● **TASK INSTRUCTIONS**
Scan the material that follows. Copy every line containing the word "WordPress".

##### RECORD LIST #####

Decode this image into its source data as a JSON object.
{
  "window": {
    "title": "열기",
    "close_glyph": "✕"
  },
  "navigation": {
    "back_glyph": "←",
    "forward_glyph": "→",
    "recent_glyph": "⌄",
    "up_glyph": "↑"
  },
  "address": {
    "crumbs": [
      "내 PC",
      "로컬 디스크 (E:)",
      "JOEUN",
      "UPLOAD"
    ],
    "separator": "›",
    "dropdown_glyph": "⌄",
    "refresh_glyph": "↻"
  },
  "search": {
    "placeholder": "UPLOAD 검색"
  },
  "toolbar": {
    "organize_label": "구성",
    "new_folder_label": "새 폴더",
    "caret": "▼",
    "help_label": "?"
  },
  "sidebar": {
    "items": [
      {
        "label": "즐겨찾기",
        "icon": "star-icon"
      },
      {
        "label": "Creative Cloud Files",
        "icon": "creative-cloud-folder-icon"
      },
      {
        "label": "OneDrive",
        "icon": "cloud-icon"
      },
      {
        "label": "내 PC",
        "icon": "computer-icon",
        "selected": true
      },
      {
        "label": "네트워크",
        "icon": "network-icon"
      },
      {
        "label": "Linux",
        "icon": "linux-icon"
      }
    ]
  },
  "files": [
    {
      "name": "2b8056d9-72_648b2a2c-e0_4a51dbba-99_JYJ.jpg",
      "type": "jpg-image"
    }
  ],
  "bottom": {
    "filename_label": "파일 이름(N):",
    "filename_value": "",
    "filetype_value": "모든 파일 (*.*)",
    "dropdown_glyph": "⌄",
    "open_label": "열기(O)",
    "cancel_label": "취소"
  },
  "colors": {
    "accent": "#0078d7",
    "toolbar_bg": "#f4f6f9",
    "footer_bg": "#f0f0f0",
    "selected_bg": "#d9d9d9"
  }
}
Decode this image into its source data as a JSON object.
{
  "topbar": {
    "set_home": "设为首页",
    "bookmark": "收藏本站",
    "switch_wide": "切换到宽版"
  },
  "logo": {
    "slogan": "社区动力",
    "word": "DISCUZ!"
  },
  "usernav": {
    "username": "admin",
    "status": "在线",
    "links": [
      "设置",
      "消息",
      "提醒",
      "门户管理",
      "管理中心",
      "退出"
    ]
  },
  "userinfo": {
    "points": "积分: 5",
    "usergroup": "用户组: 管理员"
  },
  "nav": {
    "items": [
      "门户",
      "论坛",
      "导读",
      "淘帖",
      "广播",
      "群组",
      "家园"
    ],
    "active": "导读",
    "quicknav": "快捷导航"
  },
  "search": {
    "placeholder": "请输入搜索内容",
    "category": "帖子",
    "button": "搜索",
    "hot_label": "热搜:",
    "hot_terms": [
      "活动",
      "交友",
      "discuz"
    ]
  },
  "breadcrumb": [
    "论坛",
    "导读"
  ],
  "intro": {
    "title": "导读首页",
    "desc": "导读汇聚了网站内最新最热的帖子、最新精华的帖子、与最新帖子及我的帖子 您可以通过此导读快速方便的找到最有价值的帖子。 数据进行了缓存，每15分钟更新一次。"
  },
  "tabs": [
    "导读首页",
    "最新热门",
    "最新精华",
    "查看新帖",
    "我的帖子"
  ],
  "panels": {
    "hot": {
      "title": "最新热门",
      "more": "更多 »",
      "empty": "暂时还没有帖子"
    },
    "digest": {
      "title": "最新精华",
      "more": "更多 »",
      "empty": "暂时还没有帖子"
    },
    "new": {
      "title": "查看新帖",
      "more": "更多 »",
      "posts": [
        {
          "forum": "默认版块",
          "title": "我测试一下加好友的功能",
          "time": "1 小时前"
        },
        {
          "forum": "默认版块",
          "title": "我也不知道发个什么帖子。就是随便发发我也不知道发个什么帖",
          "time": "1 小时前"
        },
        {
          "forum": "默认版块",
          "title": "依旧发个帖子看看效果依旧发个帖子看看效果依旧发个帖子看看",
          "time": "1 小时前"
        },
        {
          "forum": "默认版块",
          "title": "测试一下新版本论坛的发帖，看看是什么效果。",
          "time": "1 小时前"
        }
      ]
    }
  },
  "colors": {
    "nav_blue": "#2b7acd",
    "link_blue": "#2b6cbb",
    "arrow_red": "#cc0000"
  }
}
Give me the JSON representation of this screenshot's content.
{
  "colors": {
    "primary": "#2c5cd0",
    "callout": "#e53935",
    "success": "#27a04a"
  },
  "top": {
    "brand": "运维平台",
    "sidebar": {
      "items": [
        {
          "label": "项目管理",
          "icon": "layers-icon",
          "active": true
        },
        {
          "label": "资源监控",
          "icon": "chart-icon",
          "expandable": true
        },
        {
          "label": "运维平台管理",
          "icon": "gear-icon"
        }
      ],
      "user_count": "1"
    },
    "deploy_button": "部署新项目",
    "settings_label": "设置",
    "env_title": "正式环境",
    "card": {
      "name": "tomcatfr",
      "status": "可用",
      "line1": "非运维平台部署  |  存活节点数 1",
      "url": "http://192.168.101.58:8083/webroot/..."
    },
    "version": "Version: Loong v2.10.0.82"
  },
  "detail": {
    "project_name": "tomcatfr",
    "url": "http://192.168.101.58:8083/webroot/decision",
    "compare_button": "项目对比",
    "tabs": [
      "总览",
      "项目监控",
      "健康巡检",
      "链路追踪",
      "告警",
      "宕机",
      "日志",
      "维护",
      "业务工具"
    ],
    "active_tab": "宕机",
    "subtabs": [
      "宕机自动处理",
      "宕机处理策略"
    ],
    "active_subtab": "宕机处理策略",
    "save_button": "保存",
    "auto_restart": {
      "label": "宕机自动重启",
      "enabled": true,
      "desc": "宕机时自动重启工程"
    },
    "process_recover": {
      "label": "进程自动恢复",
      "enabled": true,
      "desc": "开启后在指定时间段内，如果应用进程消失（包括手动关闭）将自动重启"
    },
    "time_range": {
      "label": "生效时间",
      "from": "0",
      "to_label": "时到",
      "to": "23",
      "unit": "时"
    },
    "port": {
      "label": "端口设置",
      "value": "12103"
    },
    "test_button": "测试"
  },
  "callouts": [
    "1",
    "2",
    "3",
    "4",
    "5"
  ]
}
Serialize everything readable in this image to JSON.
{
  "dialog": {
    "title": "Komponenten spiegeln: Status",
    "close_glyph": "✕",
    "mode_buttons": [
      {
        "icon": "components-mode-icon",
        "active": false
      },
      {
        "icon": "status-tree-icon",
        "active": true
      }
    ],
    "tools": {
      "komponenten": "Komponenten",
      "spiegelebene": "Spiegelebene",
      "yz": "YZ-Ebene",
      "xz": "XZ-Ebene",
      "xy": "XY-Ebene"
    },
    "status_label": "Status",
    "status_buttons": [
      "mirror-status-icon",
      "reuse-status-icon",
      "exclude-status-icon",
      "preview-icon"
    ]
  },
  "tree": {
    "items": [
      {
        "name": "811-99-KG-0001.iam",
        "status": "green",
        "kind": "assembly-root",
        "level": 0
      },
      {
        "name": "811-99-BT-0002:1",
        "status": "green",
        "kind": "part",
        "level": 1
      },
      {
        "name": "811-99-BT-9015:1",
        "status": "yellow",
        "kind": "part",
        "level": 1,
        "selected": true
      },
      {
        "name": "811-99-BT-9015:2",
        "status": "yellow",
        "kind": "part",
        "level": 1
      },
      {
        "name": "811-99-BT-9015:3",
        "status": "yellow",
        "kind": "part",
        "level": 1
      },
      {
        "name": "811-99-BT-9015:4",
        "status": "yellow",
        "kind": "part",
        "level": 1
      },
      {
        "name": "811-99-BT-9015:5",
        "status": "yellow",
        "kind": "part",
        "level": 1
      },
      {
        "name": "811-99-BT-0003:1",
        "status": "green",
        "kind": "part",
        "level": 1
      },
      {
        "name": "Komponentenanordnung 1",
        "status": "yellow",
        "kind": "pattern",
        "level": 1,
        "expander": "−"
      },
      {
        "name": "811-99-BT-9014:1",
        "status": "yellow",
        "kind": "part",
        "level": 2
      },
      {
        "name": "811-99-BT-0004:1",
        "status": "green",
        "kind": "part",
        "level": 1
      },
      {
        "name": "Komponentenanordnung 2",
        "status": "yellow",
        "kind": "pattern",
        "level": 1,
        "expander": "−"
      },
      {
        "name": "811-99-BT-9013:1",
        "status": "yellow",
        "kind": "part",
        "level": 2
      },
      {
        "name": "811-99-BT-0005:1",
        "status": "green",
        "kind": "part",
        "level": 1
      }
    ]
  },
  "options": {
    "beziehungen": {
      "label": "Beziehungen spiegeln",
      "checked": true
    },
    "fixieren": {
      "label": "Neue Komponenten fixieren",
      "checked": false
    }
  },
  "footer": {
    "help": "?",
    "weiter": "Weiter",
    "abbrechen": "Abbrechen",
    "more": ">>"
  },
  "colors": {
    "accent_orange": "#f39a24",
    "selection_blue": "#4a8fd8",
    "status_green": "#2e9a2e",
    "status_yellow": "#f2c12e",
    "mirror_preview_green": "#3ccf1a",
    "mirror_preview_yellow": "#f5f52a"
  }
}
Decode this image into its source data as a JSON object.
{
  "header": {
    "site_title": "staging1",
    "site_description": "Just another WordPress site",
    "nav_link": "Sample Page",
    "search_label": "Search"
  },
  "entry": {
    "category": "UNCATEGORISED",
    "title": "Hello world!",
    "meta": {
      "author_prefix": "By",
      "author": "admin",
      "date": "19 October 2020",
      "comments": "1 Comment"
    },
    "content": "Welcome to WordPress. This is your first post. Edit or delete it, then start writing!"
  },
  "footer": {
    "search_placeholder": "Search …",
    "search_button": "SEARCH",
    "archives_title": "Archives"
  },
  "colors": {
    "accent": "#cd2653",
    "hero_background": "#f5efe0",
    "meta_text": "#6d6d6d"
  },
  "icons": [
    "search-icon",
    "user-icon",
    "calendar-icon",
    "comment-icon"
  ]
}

#####

● **FINISHED ANSWER**
    "site_description": "Just another WordPress site",
    "content": "Welcome to WordPress. This is your first post. Edit or delete it, then start writing!"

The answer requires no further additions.